>> START Record excerpts

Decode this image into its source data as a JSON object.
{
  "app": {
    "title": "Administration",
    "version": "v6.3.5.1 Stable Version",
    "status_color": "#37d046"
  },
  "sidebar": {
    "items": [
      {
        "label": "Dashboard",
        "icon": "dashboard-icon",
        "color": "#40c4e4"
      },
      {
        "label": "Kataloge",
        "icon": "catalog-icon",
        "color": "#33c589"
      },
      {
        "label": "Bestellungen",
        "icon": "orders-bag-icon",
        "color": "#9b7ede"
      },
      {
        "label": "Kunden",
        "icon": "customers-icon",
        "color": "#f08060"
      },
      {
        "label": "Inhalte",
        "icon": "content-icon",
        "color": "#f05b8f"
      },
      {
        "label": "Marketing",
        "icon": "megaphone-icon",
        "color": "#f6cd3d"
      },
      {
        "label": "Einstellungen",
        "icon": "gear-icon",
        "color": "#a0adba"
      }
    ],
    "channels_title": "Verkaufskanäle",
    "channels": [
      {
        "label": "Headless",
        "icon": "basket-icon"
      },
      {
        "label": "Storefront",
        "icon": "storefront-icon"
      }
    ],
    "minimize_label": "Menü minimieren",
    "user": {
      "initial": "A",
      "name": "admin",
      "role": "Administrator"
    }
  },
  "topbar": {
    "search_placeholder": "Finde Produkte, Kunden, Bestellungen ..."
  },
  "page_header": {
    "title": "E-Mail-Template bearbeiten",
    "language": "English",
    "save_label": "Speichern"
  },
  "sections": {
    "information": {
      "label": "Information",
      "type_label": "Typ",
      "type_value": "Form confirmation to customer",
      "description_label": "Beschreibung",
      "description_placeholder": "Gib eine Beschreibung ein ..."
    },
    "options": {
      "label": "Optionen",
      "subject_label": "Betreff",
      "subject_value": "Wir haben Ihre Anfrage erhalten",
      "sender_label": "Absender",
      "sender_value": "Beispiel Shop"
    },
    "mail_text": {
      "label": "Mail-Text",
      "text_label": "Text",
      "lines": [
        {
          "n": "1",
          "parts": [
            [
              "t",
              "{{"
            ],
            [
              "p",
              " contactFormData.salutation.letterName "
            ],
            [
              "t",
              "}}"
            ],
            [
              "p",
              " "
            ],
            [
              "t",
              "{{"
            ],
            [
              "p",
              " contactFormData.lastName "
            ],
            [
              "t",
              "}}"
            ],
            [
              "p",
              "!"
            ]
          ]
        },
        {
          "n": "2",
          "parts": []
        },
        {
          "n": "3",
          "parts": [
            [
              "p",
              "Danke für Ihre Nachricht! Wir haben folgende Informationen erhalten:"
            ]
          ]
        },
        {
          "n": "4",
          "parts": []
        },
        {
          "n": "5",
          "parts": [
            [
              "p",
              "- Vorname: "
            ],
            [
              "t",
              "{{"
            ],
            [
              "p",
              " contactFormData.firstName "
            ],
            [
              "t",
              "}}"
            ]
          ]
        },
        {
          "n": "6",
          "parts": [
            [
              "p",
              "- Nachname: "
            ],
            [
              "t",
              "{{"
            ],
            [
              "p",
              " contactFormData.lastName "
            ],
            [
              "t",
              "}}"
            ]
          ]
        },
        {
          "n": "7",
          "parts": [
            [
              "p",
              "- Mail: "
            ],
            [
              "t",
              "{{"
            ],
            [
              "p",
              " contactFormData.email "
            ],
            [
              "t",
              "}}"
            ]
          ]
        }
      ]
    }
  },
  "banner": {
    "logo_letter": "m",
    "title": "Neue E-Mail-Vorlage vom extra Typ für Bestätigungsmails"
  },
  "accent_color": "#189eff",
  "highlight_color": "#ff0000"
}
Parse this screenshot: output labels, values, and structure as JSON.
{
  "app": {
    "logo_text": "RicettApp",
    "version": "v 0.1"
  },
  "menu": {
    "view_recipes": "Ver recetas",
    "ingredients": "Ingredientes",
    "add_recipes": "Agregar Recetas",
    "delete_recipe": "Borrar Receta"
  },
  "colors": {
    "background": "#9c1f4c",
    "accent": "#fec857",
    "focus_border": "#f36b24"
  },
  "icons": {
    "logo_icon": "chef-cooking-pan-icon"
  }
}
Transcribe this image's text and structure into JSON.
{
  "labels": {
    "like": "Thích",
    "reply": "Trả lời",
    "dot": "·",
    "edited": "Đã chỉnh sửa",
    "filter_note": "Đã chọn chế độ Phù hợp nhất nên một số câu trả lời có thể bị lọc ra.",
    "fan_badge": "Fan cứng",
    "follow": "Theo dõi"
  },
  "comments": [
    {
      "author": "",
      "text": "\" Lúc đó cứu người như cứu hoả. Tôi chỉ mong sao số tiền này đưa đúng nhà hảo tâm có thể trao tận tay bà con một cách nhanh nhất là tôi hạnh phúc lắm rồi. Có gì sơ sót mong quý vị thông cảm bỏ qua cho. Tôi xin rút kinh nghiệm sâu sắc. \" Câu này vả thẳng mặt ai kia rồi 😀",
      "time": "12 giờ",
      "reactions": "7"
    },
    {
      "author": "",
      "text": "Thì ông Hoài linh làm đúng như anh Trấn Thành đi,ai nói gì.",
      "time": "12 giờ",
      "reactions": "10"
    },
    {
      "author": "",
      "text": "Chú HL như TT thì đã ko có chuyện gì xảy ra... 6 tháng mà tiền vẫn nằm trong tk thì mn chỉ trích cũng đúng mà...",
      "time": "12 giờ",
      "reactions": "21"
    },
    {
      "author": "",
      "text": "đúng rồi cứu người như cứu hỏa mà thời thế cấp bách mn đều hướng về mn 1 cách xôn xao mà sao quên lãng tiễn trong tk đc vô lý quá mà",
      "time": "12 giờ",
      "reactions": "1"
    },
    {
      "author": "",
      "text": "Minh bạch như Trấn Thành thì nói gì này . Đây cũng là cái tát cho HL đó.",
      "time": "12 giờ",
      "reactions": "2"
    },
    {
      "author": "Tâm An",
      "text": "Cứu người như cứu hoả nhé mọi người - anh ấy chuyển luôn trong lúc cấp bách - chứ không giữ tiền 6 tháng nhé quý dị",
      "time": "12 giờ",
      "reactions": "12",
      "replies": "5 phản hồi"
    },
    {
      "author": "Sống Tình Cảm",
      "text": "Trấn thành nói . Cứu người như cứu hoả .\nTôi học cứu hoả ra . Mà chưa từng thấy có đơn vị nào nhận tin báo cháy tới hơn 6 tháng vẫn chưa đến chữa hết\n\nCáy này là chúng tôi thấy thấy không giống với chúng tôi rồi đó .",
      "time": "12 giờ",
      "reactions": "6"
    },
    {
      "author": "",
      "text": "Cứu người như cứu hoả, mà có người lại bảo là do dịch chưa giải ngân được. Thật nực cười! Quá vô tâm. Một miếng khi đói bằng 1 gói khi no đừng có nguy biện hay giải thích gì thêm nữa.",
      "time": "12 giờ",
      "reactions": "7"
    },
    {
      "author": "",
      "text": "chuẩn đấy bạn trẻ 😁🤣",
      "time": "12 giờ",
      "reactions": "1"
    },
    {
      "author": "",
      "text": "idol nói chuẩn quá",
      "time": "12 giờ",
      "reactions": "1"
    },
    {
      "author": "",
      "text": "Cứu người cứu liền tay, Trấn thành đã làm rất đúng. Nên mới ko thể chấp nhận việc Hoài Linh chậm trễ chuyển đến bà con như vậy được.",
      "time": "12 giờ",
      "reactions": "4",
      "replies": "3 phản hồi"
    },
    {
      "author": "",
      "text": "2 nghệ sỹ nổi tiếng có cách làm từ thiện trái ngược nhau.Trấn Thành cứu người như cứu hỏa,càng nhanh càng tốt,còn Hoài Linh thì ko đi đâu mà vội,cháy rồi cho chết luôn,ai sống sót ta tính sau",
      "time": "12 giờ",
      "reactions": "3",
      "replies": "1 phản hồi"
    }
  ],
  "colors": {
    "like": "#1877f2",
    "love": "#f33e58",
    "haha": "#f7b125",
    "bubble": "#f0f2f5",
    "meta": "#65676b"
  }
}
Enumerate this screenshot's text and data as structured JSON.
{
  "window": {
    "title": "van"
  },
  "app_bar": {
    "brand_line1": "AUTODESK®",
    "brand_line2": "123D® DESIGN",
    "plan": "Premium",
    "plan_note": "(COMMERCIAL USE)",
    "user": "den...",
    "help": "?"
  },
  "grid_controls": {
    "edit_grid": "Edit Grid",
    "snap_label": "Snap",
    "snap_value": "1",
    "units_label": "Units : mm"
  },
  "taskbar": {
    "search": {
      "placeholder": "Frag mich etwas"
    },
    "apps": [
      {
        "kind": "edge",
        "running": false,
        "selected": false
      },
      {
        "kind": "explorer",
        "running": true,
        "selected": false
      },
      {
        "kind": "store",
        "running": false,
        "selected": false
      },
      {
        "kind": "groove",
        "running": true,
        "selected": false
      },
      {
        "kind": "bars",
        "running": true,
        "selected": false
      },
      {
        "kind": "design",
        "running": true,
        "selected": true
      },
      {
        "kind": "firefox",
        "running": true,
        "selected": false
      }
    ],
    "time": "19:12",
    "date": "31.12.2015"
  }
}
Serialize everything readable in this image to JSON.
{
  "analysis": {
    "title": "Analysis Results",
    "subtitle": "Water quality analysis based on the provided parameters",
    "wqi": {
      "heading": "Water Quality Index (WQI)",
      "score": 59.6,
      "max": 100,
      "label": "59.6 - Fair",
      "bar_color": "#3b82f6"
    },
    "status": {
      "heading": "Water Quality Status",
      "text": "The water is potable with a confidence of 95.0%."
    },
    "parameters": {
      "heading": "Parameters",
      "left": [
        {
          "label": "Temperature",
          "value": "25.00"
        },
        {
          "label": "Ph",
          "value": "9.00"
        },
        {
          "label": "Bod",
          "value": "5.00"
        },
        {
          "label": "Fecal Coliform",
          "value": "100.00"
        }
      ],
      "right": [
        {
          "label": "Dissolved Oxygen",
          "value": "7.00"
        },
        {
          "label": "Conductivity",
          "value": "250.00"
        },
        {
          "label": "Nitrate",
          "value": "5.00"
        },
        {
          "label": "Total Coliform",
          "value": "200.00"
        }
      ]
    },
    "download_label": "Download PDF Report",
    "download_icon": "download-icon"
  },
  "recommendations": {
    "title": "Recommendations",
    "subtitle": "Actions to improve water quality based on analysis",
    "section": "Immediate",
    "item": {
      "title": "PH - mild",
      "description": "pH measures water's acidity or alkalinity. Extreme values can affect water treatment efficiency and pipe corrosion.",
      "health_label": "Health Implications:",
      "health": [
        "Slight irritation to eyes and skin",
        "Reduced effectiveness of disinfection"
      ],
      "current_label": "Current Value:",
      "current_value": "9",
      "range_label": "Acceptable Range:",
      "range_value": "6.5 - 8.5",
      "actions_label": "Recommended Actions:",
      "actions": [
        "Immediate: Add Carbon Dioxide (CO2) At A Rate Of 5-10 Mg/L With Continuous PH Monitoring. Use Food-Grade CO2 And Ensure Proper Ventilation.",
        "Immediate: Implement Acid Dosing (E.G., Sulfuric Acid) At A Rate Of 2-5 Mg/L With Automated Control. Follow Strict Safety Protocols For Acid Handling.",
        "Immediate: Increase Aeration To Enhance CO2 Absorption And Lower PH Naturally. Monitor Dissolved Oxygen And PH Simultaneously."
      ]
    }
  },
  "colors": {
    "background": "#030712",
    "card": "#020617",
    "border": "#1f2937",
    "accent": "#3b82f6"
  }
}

>> END Record excerpts

• [Stated task]: Which lines in the records above contain the string "erhalten"? Copy each one.

• [Task solution]:
      "subject_value": "Wir haben Ihre Anfrage erhalten",
              "Danke für Ihre Nachricht! Wir haben folgende Informationen erhalten:"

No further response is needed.